WRITTEN TASK =
Each line in the entries below that holds the string "NeRF" is to be listed.

DATASET =

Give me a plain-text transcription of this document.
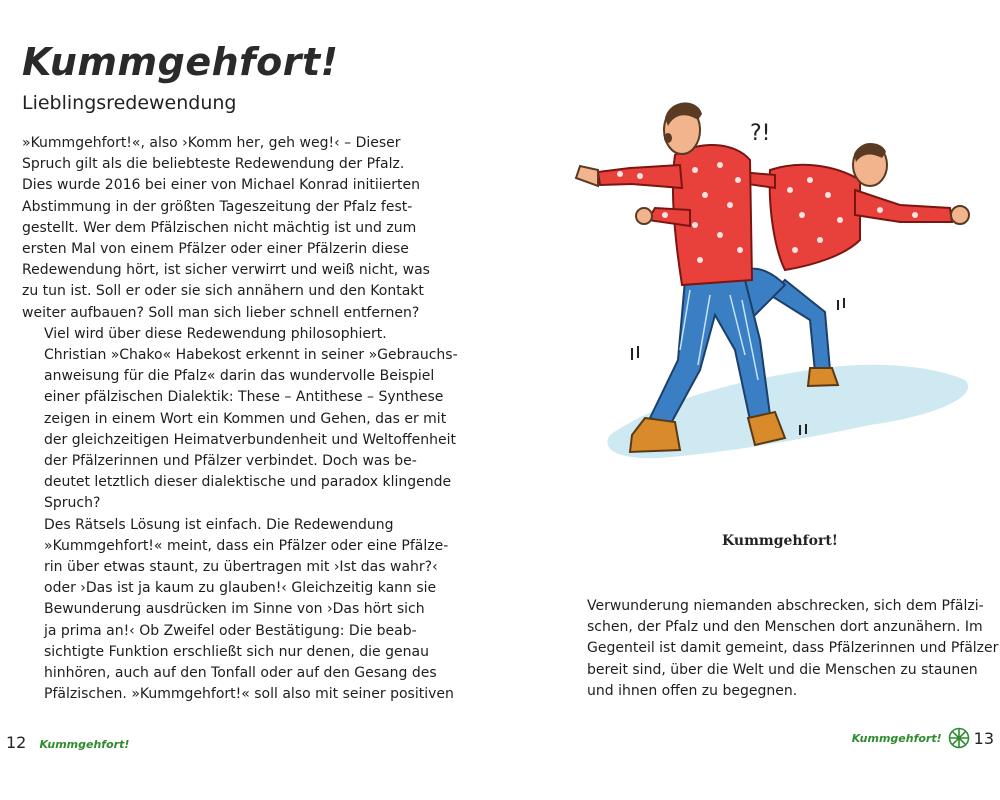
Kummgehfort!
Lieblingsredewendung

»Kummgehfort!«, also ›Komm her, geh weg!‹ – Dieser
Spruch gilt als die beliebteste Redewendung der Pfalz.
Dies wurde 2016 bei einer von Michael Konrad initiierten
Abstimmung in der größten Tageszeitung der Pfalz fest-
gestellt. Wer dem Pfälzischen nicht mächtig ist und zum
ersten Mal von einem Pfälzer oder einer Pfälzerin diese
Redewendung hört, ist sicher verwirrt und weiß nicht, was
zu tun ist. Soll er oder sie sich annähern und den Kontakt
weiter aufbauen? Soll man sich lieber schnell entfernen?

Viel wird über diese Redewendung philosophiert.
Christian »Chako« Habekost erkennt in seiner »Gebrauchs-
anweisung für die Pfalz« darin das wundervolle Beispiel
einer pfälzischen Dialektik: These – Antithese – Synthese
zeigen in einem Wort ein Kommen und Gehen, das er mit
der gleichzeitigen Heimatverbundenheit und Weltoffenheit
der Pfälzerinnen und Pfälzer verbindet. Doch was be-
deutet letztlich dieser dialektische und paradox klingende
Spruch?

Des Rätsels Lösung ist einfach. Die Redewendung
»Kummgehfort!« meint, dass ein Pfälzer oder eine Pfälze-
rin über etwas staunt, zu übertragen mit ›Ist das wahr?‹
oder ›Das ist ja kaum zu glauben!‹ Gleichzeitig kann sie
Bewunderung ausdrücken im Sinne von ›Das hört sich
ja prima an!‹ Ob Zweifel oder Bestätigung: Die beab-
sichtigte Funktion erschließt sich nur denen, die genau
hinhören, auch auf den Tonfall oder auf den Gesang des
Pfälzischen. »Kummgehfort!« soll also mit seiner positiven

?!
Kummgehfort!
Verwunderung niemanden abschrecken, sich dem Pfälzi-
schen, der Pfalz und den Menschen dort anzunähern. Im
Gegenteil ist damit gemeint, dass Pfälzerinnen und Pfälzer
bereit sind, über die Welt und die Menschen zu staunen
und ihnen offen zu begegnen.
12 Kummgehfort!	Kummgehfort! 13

---

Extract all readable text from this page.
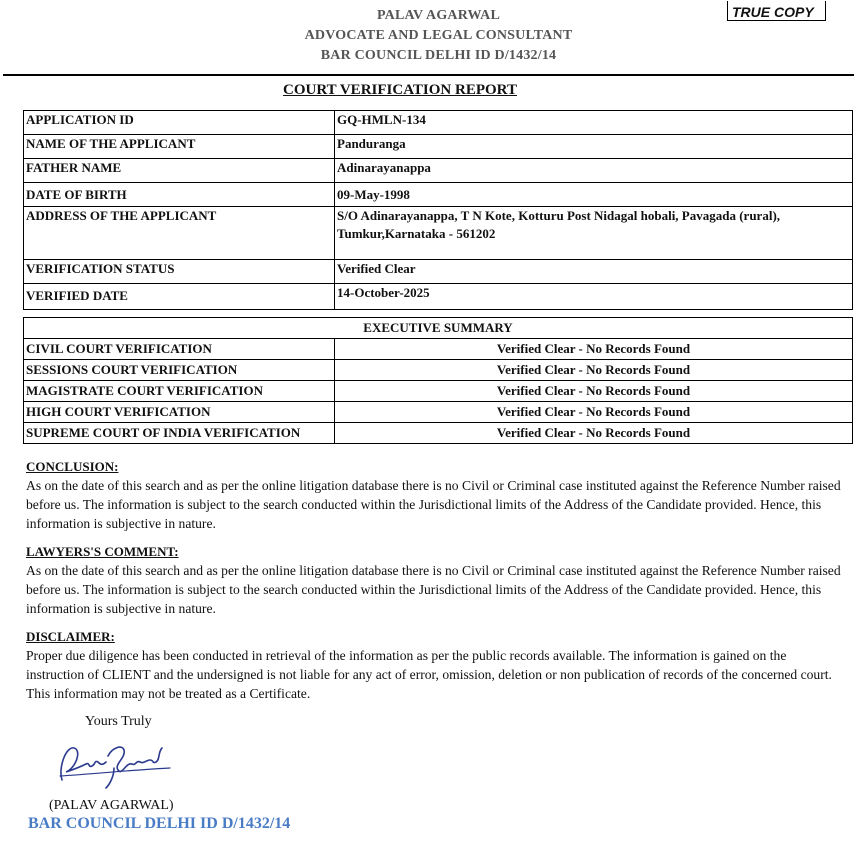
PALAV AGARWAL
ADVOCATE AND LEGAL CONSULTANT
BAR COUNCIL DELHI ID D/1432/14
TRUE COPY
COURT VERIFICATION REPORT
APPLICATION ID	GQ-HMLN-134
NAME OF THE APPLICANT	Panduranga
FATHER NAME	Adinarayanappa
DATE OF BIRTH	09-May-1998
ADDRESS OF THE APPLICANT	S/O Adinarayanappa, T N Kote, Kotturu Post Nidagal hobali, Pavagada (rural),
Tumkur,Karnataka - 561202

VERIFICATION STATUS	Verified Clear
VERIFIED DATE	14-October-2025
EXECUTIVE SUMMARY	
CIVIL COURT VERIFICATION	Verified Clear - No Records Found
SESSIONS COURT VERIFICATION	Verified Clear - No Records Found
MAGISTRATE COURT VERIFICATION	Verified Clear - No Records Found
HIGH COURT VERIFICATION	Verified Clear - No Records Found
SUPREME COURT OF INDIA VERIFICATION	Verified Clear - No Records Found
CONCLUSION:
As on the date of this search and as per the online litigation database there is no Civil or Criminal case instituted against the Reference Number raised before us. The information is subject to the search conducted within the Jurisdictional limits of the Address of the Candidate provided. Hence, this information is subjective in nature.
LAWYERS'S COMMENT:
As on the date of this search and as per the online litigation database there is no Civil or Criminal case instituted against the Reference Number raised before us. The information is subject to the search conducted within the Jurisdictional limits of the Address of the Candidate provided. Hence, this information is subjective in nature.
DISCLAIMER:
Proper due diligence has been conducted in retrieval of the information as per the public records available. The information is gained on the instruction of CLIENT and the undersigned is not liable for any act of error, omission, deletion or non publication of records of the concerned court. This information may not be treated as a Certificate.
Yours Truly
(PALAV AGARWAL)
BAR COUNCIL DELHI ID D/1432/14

* * *

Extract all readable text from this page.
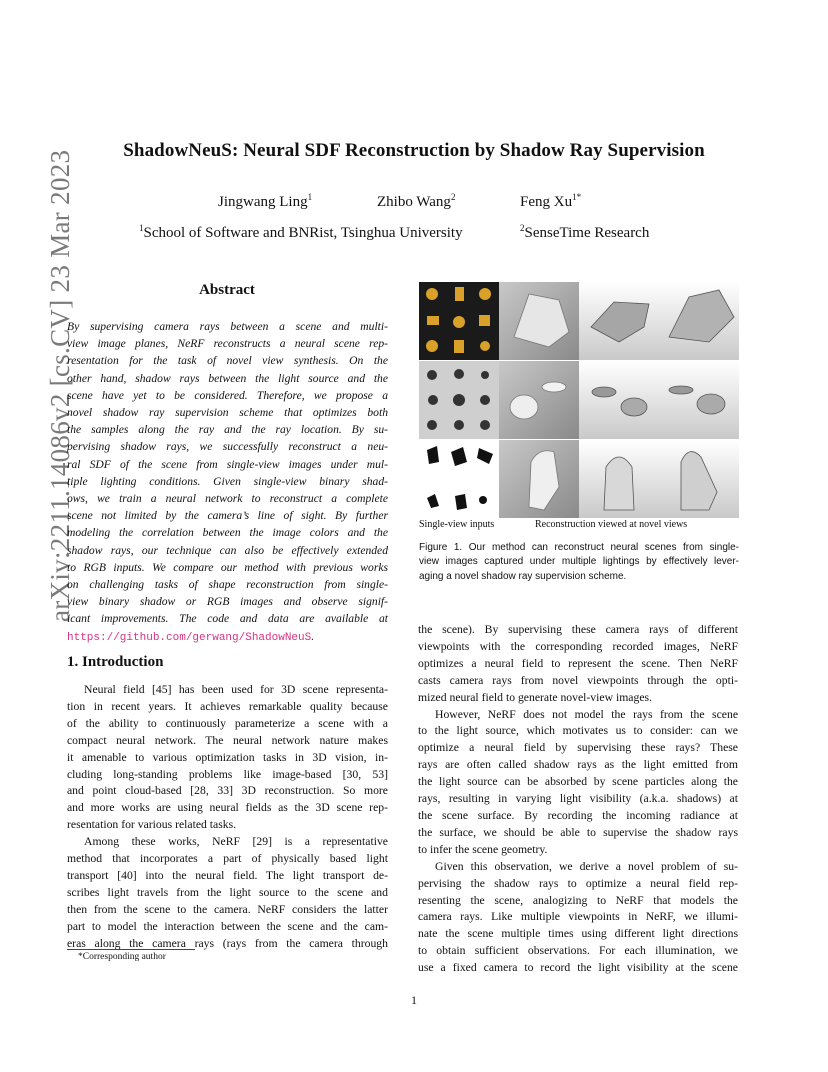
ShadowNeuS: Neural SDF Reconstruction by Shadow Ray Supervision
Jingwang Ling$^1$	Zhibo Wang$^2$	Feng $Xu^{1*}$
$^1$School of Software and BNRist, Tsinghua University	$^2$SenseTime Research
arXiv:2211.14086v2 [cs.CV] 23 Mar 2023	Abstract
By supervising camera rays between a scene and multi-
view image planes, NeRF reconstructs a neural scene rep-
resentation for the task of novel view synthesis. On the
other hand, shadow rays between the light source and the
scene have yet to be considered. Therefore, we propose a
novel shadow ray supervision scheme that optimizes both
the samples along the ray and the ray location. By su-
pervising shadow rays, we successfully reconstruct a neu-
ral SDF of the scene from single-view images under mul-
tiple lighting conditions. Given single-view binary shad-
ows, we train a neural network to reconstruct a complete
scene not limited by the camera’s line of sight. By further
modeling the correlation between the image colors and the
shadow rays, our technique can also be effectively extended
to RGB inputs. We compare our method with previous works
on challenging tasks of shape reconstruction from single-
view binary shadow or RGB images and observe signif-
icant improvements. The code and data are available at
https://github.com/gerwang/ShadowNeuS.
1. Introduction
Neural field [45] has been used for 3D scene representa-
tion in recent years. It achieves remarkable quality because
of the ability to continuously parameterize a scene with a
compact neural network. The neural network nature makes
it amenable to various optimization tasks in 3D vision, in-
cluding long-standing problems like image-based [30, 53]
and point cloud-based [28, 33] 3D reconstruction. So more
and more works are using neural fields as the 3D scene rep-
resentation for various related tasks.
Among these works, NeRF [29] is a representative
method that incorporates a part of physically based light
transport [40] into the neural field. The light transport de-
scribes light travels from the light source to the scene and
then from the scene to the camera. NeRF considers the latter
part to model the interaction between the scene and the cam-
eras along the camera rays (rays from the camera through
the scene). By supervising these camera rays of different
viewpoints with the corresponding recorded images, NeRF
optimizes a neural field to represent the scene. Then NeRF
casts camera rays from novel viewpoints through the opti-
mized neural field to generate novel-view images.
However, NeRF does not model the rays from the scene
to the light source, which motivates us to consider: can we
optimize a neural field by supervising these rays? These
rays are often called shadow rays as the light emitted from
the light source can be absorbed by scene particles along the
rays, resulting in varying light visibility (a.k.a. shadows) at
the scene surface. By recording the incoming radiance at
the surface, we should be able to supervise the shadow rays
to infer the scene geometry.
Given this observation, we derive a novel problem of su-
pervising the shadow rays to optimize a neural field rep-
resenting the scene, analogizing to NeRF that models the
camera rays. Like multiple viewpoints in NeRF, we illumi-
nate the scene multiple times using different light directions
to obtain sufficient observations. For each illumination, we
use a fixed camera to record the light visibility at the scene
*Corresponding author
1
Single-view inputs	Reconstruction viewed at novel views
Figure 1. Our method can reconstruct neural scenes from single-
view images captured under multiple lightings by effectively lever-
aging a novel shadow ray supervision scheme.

COMPLETED TASK =
view image planes, NeRF reconstructs a neural scene rep-
Among these works, NeRF [29] is a representative
then from the scene to the camera. NeRF considers the latter
viewpoints with the corresponding recorded images, NeRF
optimizes a neural field to represent the scene. Then NeRF
However, NeRF does not model the rays from the scene
resenting the scene, analogizing to NeRF that models the
camera rays. Like multiple viewpoints in NeRF, we illumi-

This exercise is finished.